▶ WRITTEN TASK
List each line in which the string "Beats" appears.

(Stored data)

- - - - - - -

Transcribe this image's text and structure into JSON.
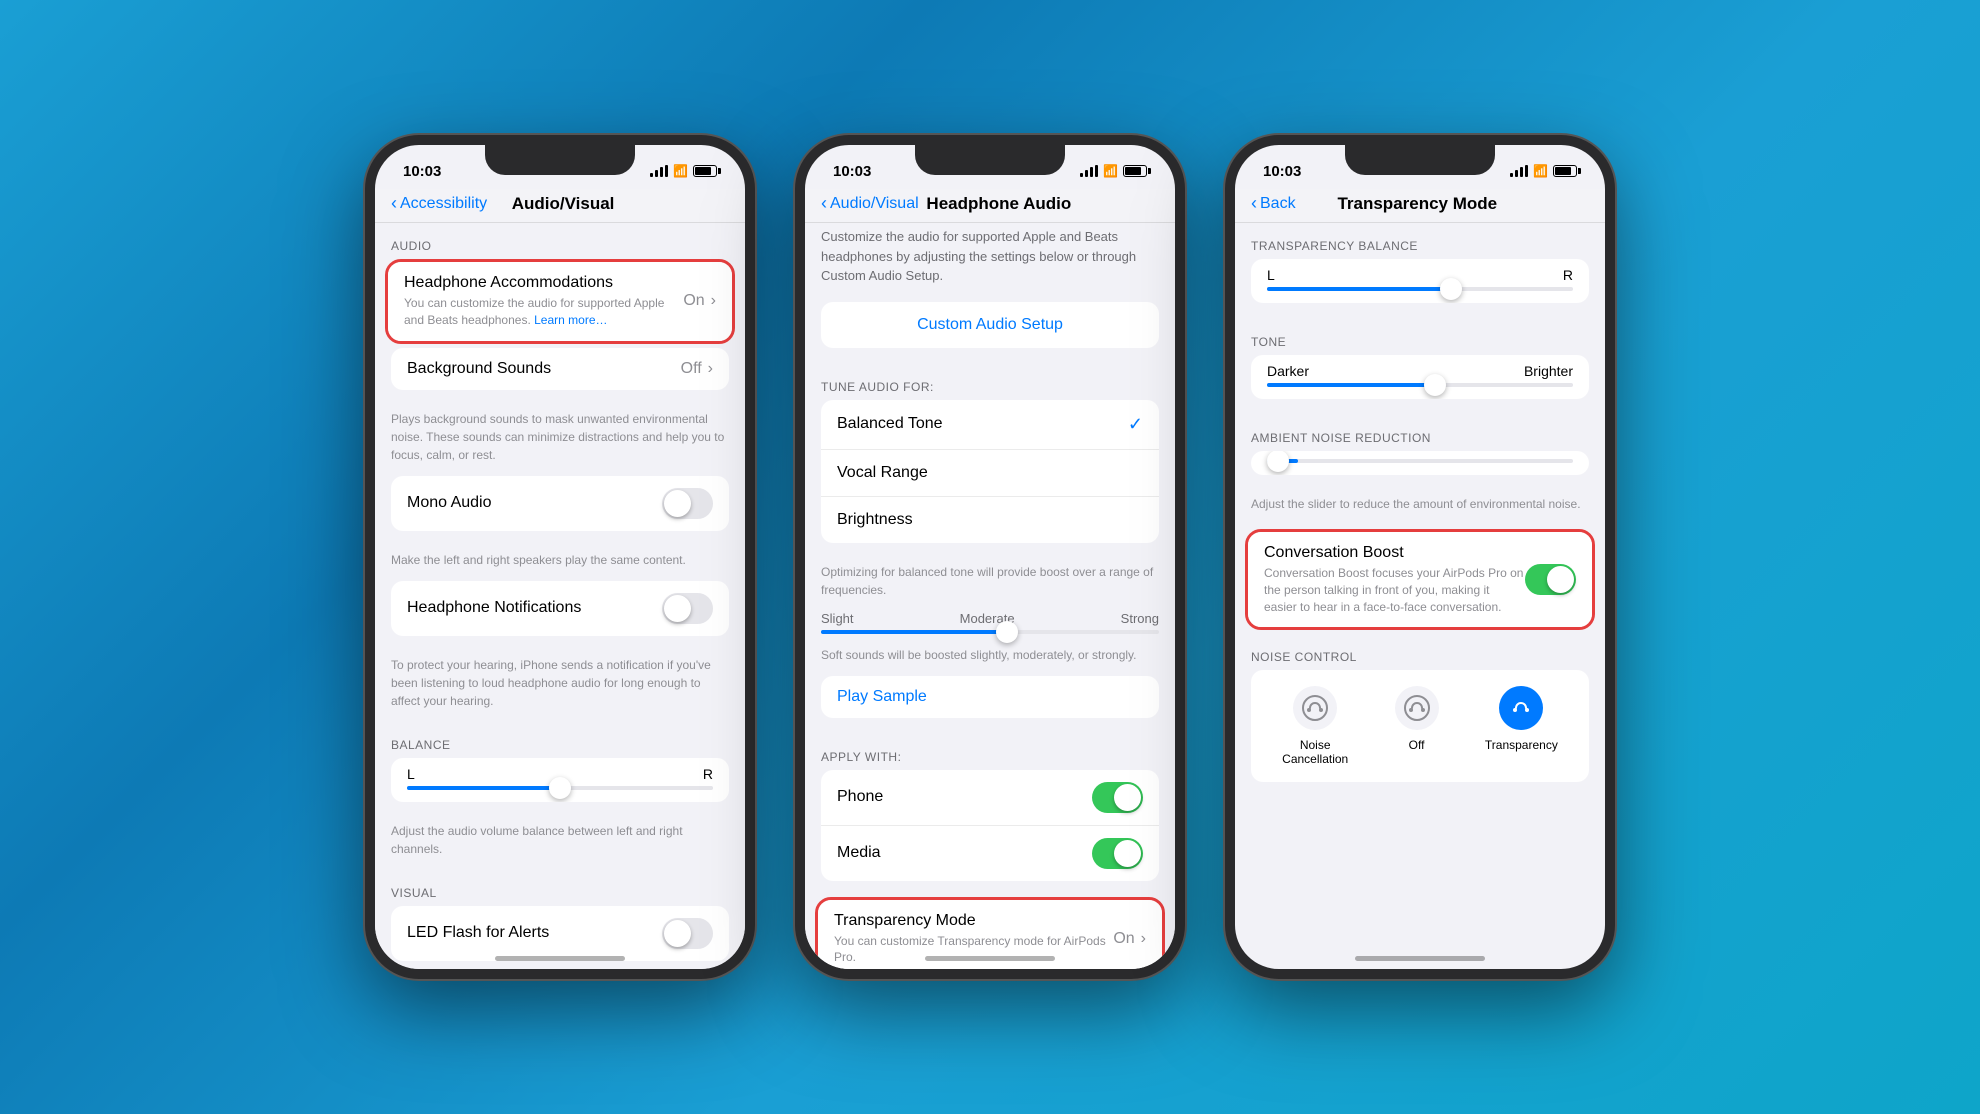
{
  "phone1": {
    "statusBar": {
      "time": "10:03",
      "location": true
    },
    "navBar": {
      "backLabel": "Accessibility",
      "title": "Audio/Visual"
    },
    "sections": {
      "audio": {
        "label": "AUDIO",
        "headphoneAccommodations": {
          "title": "Headphone Accommodations",
          "value": "On",
          "subtitle": "You can customize the audio for supported Apple and Beats headphones.",
          "linkText": "Learn more…",
          "highlighted": true
        },
        "backgroundSounds": {
          "title": "Background Sounds",
          "value": "Off"
        },
        "backgroundDesc": "Plays background sounds to mask unwanted environmental noise. These sounds can minimize distractions and help you to focus, calm, or rest.",
        "monoAudio": {
          "title": "Mono Audio",
          "toggleState": "off"
        },
        "monoDesc": "Make the left and right speakers play the same content.",
        "headphoneNotifications": {
          "title": "Headphone Notifications",
          "toggleState": "off"
        },
        "headphoneNotifDesc": "To protect your hearing, iPhone sends a notification if you've been listening to loud headphone audio for long enough to affect your hearing."
      },
      "balance": {
        "label": "BALANCE",
        "left": "L",
        "right": "R",
        "position": 50,
        "desc": "Adjust the audio volume balance between left and right channels."
      },
      "visual": {
        "label": "VISUAL",
        "ledFlash": {
          "title": "LED Flash for Alerts",
          "toggleState": "off"
        }
      }
    }
  },
  "phone2": {
    "statusBar": {
      "time": "10:03"
    },
    "navBar": {
      "backLabel": "Audio/Visual",
      "title": "Headphone Audio"
    },
    "scrollDesc": "Customize the audio for supported Apple and Beats headphones by adjusting the settings below or through Custom Audio Setup.",
    "customAudio": "Custom Audio Setup",
    "tuneFor": "TUNE AUDIO FOR:",
    "tuneOptions": [
      {
        "label": "Balanced Tone",
        "selected": true
      },
      {
        "label": "Vocal Range",
        "selected": false
      },
      {
        "label": "Brightness",
        "selected": false
      }
    ],
    "tuneDesc": "Optimizing for balanced tone will provide boost over a range of frequencies.",
    "strengthLabels": {
      "slight": "Slight",
      "moderate": "Moderate",
      "strong": "Strong"
    },
    "sliderPosition": 55,
    "boostDesc": "Soft sounds will be boosted slightly, moderately, or strongly.",
    "playSample": "Play Sample",
    "applyWith": "APPLY WITH:",
    "applyOptions": [
      {
        "label": "Phone",
        "toggleState": "on"
      },
      {
        "label": "Media",
        "toggleState": "on"
      }
    ],
    "transparencyMode": {
      "title": "Transparency Mode",
      "value": "On",
      "subtitle": "You can customize Transparency mode for AirPods Pro.",
      "highlighted": true
    }
  },
  "phone3": {
    "statusBar": {
      "time": "10:03"
    },
    "navBar": {
      "backLabel": "Back",
      "title": "Transparency Mode"
    },
    "transparencyBalance": {
      "label": "TRANSPARENCY BALANCE",
      "left": "L",
      "right": "R",
      "position": 60
    },
    "tone": {
      "label": "TONE",
      "left": "Darker",
      "right": "Brighter",
      "position": 55
    },
    "ambientNoise": {
      "label": "AMBIENT NOISE REDUCTION",
      "position": 10,
      "desc": "Adjust the slider to reduce the amount of environmental noise."
    },
    "conversationBoost": {
      "title": "Conversation Boost",
      "toggleState": "on",
      "desc": "Conversation Boost focuses your AirPods Pro on the person talking in front of you, making it easier to hear in a face-to-face conversation.",
      "highlighted": true
    },
    "noiseControl": {
      "label": "NOISE CONTROL",
      "options": [
        {
          "label": "Noise Cancellation",
          "icon": "🎧",
          "active": false
        },
        {
          "label": "Off",
          "icon": "🎧",
          "active": false
        },
        {
          "label": "Transparency",
          "icon": "🎧",
          "active": true
        }
      ]
    }
  }
}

- - - - - - -

▶ RESPONSE TO THE TASK
          "subtitle": "You can customize the audio for supported Apple and Beats headphones.",
    "scrollDesc": "Customize the audio for supported Apple and Beats headphones by adjusting the settings below or through Custom Audio Setup.",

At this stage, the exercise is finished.